### INSTRUCTIONS FOR THE TASK:
Transcribe the records exactly. Pictures do not belong in the transcription.

### DATASET EXCERPTS:
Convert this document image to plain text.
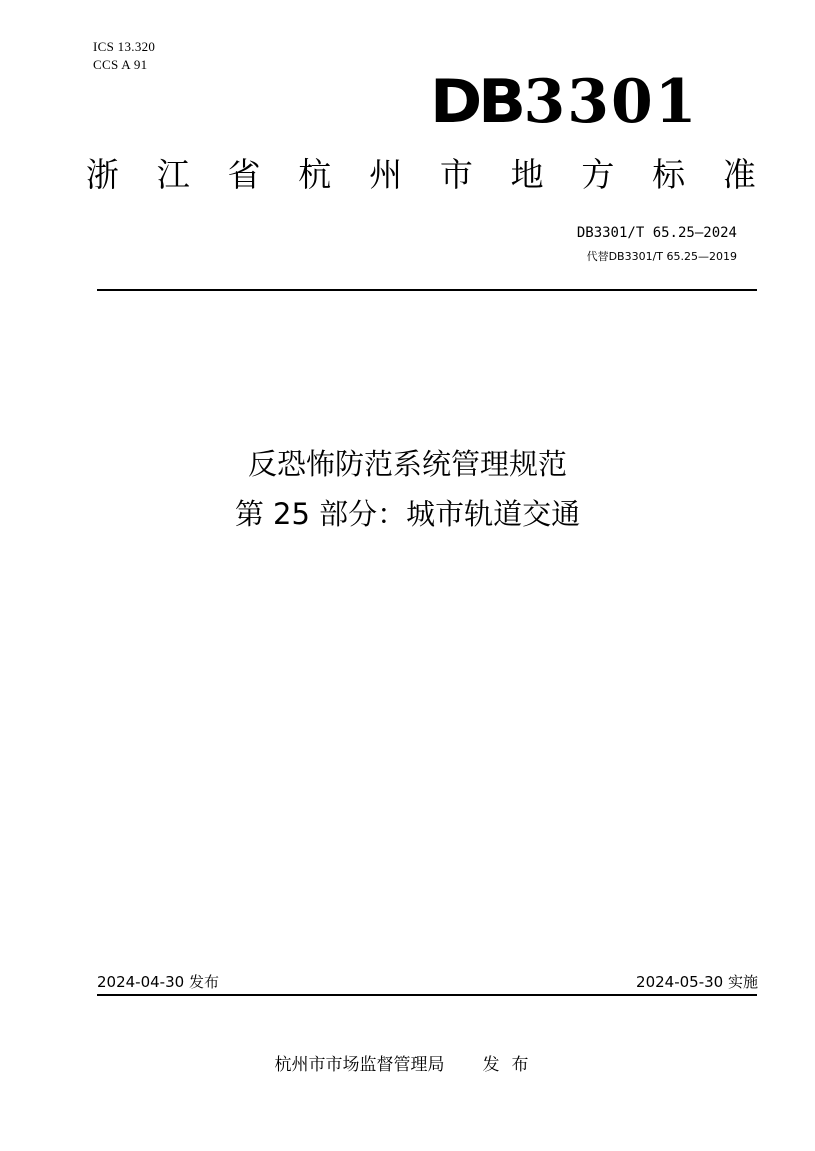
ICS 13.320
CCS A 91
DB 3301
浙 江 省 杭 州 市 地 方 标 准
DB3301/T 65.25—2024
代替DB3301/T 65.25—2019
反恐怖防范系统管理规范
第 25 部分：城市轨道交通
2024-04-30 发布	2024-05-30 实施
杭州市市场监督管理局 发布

### OUTPUT:
Convert this document image to plain text.
ICS 13.320
CCS A 91
DB 3301
浙 江 省 杭 州 市 地 方 标 准
DB3301/T 65.25—2024
代替DB3301/T 65.25—2019
反恐怖防范系统管理规范
第 25 部分：城市轨道交通
2024-04-30 发布	2024-05-30 实施
杭州市市场监督管理局 发布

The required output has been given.